Copy out each line that mentions the word "your".
###
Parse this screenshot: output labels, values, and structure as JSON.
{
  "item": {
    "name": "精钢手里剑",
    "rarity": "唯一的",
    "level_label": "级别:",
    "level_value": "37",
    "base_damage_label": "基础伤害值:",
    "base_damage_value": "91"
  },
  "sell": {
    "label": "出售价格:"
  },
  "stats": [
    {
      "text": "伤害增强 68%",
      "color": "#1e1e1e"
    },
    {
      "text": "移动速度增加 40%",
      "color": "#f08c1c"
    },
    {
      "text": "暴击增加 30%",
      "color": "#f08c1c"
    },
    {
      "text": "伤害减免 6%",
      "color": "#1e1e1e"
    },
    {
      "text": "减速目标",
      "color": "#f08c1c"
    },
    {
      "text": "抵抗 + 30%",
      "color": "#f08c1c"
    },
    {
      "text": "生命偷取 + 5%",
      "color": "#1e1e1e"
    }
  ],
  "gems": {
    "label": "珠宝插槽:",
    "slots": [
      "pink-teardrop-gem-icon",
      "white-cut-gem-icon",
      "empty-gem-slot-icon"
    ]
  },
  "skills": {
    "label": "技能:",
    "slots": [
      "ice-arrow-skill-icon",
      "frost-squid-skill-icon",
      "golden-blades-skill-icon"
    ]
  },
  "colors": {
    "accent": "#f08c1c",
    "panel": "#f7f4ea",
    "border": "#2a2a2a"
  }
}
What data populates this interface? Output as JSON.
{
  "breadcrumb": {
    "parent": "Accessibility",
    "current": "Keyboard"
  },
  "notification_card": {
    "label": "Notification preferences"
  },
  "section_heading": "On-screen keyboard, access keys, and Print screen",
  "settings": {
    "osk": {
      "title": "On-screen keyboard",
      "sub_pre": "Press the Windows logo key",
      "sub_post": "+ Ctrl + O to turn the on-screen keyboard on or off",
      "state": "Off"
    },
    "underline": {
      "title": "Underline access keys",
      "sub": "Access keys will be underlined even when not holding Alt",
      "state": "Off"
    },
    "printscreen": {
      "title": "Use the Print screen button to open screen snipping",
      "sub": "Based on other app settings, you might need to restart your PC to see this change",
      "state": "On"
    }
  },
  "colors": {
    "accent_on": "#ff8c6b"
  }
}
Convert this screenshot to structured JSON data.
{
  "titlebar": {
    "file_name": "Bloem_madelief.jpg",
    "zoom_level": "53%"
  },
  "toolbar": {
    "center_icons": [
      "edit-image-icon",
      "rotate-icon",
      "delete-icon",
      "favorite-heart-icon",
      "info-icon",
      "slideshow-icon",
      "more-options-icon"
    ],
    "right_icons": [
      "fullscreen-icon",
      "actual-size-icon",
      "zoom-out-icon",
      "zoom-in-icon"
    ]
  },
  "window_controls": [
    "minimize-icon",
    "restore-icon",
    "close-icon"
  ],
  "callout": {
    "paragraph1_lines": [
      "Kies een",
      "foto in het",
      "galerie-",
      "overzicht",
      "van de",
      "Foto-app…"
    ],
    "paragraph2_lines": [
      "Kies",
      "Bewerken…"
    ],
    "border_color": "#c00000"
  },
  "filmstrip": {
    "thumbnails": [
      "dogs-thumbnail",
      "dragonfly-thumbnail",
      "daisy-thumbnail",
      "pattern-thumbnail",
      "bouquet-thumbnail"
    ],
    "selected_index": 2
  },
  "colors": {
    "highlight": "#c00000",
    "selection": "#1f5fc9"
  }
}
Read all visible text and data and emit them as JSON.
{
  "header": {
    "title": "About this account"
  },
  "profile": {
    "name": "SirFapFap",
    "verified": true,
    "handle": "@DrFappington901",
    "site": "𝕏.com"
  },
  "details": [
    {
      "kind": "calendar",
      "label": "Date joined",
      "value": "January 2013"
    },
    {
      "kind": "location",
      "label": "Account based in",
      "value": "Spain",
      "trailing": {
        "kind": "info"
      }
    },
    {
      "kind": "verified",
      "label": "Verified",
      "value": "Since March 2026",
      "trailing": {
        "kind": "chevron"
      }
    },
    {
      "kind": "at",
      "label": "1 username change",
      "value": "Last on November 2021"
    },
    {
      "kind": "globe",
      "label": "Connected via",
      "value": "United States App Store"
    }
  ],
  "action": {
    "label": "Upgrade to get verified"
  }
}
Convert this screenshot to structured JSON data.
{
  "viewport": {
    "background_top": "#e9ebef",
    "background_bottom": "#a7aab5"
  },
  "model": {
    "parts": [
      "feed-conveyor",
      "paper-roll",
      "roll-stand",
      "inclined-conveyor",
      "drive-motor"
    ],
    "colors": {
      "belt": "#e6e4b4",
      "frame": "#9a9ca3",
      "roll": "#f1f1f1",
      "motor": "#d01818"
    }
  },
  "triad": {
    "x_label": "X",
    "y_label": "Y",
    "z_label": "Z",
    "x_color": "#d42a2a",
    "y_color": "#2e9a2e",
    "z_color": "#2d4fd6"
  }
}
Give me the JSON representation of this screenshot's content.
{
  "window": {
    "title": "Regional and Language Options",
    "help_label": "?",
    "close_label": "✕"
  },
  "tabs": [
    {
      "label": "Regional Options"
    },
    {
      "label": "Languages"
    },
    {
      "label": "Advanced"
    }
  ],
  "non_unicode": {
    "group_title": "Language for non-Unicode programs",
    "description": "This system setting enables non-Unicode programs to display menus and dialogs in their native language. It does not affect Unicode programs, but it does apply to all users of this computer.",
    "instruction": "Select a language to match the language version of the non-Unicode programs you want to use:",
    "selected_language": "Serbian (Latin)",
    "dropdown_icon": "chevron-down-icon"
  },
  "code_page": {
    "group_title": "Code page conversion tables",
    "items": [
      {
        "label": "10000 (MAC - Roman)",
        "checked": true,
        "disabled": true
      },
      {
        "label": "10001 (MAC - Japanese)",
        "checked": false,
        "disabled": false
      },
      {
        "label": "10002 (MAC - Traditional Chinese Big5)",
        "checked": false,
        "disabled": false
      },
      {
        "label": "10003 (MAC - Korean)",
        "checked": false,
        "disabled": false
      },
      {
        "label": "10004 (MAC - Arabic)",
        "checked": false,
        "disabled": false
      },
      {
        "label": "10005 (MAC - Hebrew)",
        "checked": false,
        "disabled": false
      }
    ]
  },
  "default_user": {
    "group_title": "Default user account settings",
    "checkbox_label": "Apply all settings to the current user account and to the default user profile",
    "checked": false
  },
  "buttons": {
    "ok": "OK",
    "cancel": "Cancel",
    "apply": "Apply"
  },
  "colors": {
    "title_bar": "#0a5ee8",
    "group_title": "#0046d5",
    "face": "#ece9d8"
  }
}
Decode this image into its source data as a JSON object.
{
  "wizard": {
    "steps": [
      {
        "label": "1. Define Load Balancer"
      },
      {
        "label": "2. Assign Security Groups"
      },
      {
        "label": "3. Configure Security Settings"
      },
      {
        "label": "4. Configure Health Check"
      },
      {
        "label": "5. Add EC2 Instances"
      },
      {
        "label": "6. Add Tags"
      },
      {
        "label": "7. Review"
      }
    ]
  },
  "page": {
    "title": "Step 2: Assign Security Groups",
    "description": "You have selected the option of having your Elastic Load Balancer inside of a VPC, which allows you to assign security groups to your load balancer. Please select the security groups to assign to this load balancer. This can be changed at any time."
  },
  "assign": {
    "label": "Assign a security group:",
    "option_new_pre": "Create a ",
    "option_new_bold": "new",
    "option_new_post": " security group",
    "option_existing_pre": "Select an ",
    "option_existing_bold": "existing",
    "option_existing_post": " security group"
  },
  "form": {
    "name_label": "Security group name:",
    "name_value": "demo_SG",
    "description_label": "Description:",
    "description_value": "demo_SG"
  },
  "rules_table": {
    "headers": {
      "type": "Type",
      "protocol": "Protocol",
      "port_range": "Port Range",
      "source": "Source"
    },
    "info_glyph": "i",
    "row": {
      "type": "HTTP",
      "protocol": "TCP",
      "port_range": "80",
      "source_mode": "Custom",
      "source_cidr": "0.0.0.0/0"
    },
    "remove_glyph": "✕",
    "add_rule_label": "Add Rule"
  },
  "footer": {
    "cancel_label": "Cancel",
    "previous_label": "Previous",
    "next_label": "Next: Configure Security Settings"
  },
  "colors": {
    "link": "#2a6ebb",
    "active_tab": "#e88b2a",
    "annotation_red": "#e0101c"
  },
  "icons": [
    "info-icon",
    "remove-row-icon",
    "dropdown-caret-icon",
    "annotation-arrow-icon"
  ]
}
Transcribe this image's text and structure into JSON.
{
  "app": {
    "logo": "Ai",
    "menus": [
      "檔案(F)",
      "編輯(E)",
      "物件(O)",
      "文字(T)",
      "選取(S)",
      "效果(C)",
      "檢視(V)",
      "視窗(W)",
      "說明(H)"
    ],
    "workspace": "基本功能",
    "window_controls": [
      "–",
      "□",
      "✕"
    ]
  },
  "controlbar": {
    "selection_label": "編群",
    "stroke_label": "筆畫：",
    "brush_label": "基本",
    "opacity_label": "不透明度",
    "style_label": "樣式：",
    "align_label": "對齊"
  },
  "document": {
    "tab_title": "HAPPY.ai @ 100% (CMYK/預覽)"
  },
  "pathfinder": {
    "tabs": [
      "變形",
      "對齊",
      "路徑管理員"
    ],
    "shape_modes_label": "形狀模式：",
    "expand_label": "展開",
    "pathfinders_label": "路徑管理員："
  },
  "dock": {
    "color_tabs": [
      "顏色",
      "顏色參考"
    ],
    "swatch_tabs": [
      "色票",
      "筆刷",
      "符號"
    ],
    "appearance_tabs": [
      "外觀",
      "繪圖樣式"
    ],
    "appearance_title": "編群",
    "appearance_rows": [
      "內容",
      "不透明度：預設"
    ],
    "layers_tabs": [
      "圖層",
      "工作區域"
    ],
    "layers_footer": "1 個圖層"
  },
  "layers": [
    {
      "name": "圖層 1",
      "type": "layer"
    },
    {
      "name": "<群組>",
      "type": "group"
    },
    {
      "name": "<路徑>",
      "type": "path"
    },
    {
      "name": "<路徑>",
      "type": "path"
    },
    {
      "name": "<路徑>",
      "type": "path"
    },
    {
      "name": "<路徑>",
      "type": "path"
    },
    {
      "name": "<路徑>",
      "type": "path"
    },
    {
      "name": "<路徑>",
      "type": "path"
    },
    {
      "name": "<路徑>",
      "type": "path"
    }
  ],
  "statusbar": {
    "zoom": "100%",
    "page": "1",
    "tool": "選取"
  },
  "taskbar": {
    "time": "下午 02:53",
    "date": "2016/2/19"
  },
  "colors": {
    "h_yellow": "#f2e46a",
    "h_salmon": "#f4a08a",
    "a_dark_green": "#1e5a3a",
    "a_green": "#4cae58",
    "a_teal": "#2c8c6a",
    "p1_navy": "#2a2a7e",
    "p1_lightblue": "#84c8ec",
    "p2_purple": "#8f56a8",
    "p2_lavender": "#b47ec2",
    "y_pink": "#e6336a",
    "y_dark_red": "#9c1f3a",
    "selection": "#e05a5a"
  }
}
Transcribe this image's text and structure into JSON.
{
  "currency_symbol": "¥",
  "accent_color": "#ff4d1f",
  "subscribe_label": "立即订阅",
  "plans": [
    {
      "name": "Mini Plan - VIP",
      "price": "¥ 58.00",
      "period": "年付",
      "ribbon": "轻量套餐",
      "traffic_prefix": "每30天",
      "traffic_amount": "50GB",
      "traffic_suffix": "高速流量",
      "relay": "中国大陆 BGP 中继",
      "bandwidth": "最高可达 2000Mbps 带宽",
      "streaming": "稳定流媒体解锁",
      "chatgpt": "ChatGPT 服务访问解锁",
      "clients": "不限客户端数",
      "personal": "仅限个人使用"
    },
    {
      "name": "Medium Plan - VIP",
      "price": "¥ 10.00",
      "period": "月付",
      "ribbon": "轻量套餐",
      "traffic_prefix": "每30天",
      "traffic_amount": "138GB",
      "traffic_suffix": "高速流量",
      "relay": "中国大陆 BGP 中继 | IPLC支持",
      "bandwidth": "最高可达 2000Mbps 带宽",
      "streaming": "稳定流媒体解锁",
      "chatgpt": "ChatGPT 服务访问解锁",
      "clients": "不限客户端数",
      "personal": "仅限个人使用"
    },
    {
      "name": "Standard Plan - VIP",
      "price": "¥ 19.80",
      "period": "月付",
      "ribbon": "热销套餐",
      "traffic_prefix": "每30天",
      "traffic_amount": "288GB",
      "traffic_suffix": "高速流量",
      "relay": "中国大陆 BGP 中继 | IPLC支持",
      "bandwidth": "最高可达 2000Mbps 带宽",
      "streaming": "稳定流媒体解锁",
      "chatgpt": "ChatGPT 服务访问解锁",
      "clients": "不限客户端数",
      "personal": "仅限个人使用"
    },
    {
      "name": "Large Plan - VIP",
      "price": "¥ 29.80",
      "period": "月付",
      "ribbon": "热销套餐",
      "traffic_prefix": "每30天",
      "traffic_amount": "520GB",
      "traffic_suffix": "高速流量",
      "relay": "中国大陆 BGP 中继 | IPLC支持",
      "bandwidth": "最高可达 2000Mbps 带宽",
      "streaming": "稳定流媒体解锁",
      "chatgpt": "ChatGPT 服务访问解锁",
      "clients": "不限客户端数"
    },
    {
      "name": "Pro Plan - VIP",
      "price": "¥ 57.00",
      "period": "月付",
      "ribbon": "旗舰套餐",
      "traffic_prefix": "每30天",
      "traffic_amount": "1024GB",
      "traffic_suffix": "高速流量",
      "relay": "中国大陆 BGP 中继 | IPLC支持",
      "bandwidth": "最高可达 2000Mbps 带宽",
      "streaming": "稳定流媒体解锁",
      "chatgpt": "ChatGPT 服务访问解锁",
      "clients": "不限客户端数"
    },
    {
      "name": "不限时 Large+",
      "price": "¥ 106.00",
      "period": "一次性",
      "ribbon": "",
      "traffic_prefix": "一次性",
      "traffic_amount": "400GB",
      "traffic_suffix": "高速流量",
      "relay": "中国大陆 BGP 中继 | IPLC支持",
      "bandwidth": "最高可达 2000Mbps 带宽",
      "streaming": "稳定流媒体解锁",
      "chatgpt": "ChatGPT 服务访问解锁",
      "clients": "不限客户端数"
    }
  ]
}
###
• Problem solution:
      "sub": "Based on other app settings, you might need to restart your PC to see this change",
    "description": "You have selected the option of having your Elastic Load Balancer inside of a VPC, which allows you to assign security groups to your load balancer. Please select the security groups to assign to this load balancer. This can be changed at any time."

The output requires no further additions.